(Stored data)
· · · · ·

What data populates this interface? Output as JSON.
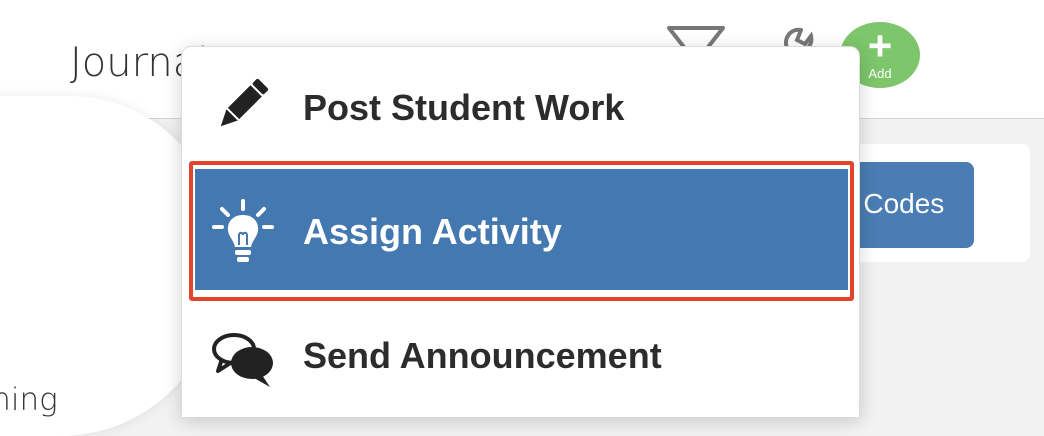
{
  "header": {
    "title": "Journal",
    "add_button": {
      "icon": "plus-icon",
      "label": "Add",
      "color": "#7dc66b"
    },
    "filter_icon": "filter-icon",
    "tools_icon": "wrench-icon"
  },
  "background": {
    "codes_button_label": "g Codes",
    "left_panel_text": "arning"
  },
  "menu": {
    "items": [
      {
        "label": "Post Student Work",
        "icon": "pencil-icon",
        "selected": false
      },
      {
        "label": "Assign Activity",
        "icon": "lightbulb-icon",
        "selected": true
      },
      {
        "label": "Send Announcement",
        "icon": "speech-bubbles-icon",
        "selected": false
      }
    ],
    "highlight_color": "#4478b0",
    "outline_color": "#e2452e"
  }
}
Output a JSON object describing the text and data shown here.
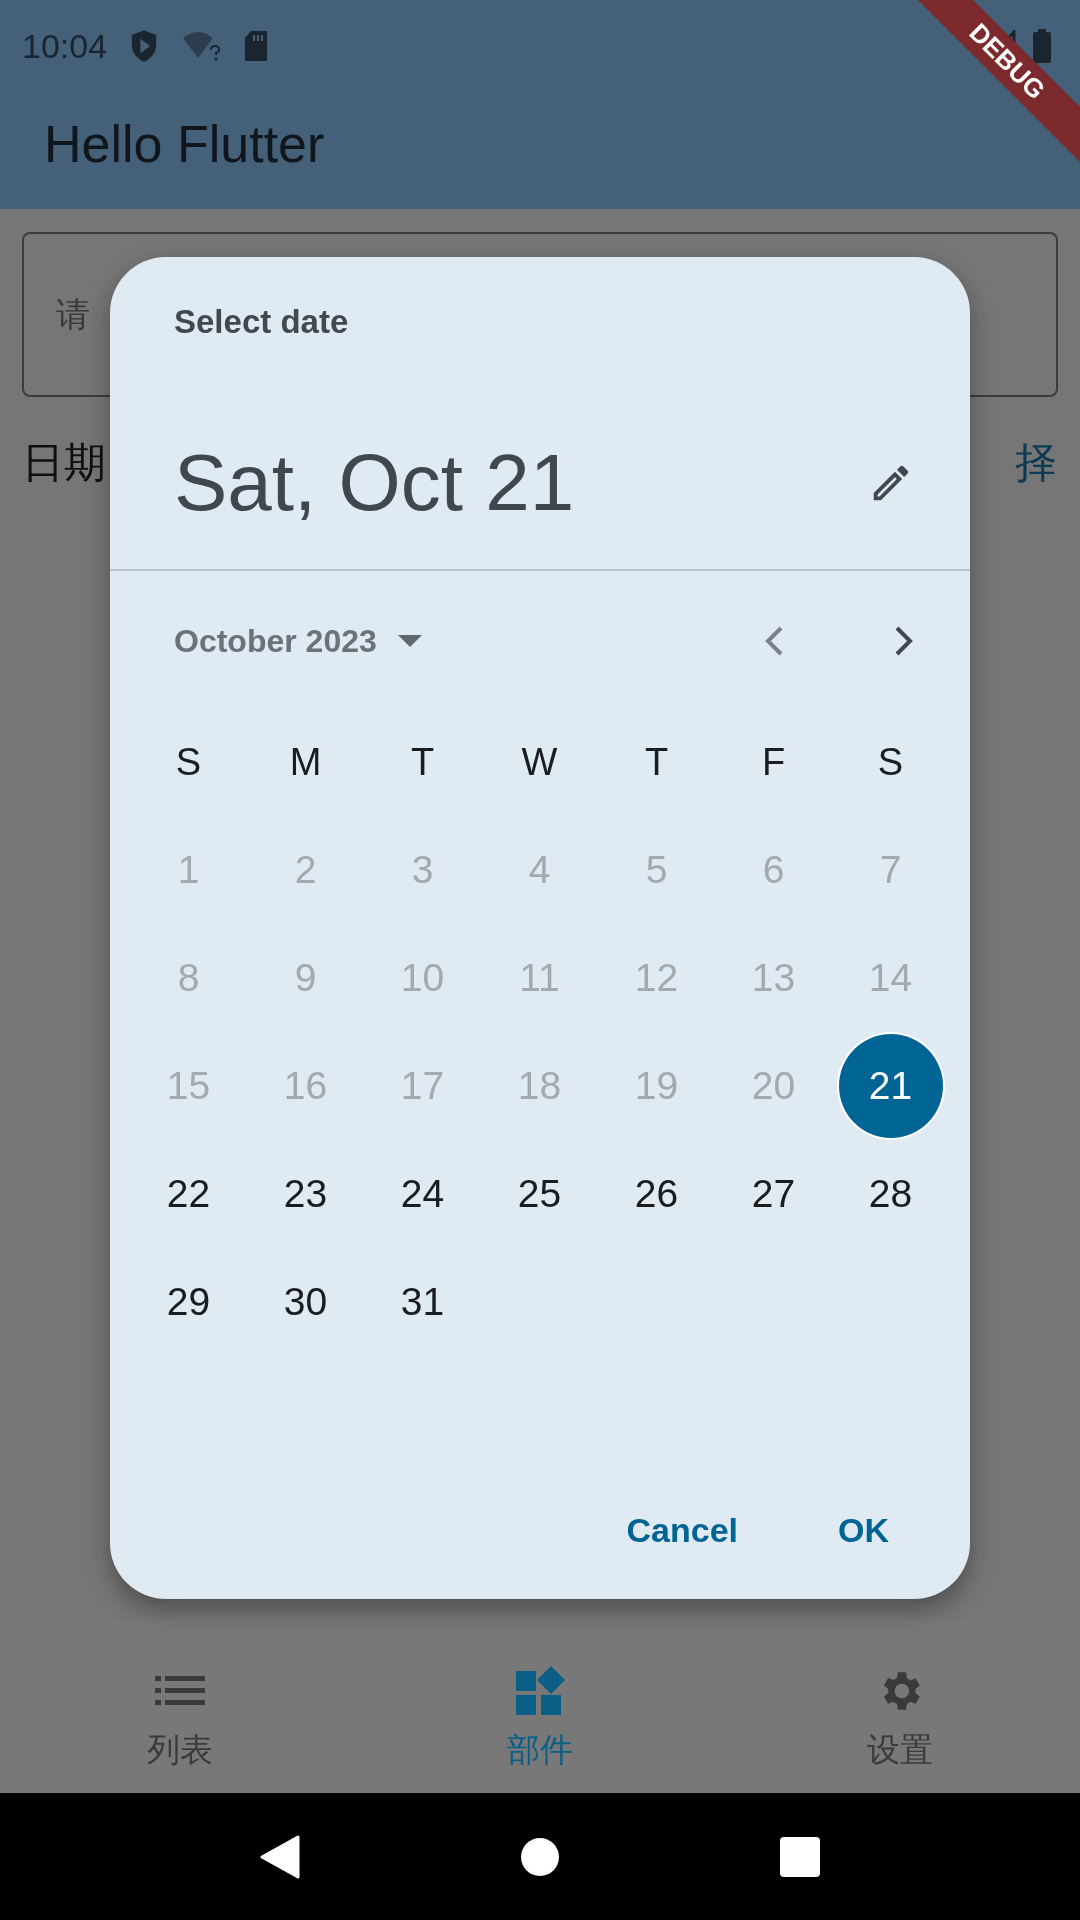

· · · · ·

▸ EXERCISE TASK
Print the listing above in full, exactly as written. Omit any pictures.

▸ TASK ANSWER
What data populates this interface? Output as JSON.
{
  "header": {
    "title": "Journal",
    "add_button": {
      "icon": "plus-icon",
      "label": "Add",
      "color": "#7dc66b"
    },
    "filter_icon": "filter-icon",
    "tools_icon": "wrench-icon"
  },
  "background": {
    "codes_button_label": "g Codes",
    "left_panel_text": "arning"
  },
  "menu": {
    "items": [
      {
        "label": "Post Student Work",
        "icon": "pencil-icon",
        "selected": false
      },
      {
        "label": "Assign Activity",
        "icon": "lightbulb-icon",
        "selected": true
      },
      {
        "label": "Send Announcement",
        "icon": "speech-bubbles-icon",
        "selected": false
      }
    ],
    "highlight_color": "#4478b0",
    "outline_color": "#e2452e"
  }
}
Output a JSON object describing the text and data shown here.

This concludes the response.